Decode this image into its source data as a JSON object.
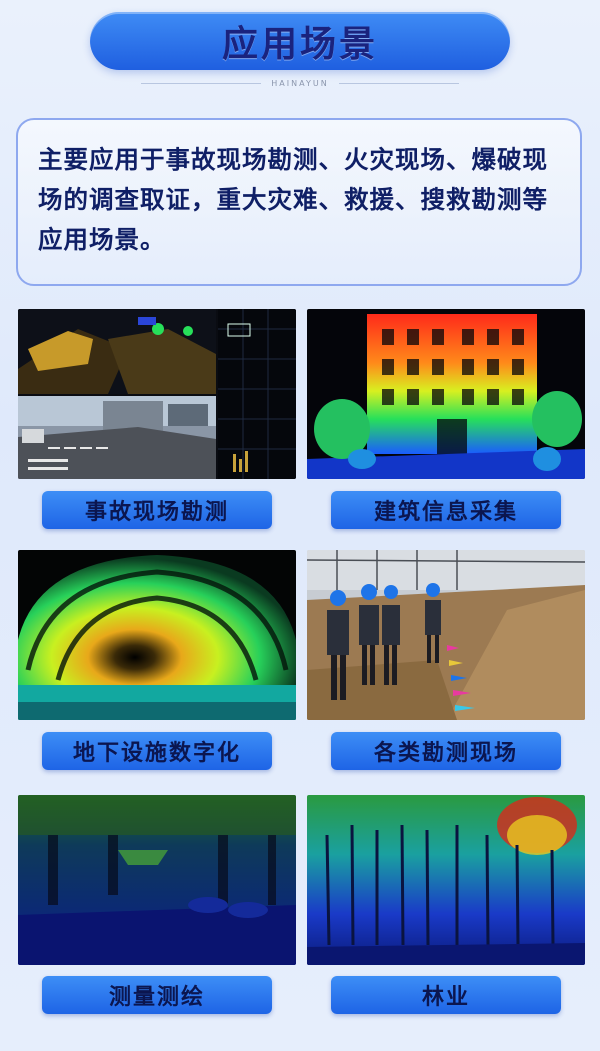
{
  "header": {
    "title": "应用场景",
    "brand": "HAINAYUN"
  },
  "intro": {
    "text": "主要应用于事故现场勘测、火灾现场、爆破现场的调查取证，重大灾难、救援、搜救勘测等应用场景。"
  },
  "scenes": [
    {
      "label": "事故现场勘测",
      "image": "road-scan-monitor"
    },
    {
      "label": "建筑信息采集",
      "image": "building-point-cloud"
    },
    {
      "label": "地下设施数字化",
      "image": "tunnel-point-cloud"
    },
    {
      "label": "各类勘测现场",
      "image": "field-survey-workers"
    },
    {
      "label": "测量测绘",
      "image": "parking-garage-scan"
    },
    {
      "label": "林业",
      "image": "forest-point-cloud"
    }
  ]
}
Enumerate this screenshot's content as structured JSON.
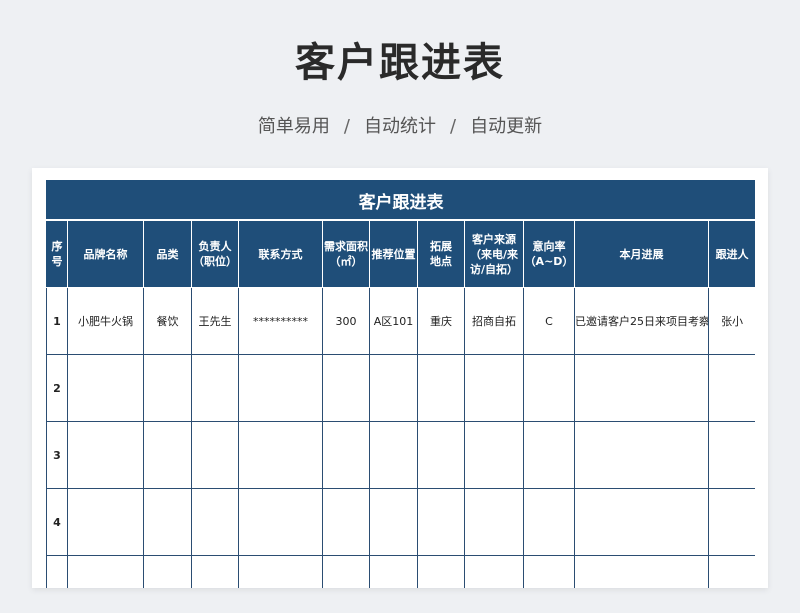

---

**Job**
Exact duplication of all the records is required; pictures are omitted from the copy.

**Task response**
Decode this image into its source data as a JSON object.
{
  "header": {
    "title": "应用场景",
    "brand": "HAINAYUN"
  },
  "intro": {
    "text": "主要应用于事故现场勘测、火灾现场、爆破现场的调查取证，重大灾难、救援、搜救勘测等应用场景。"
  },
  "scenes": [
    {
      "label": "事故现场勘测",
      "image": "road-scan-monitor"
    },
    {
      "label": "建筑信息采集",
      "image": "building-point-cloud"
    },
    {
      "label": "地下设施数字化",
      "image": "tunnel-point-cloud"
    },
    {
      "label": "各类勘测现场",
      "image": "field-survey-workers"
    },
    {
      "label": "测量测绘",
      "image": "parking-garage-scan"
    },
    {
      "label": "林业",
      "image": "forest-point-cloud"
    }
  ]
}
Enumerate this screenshot's content as structured JSON.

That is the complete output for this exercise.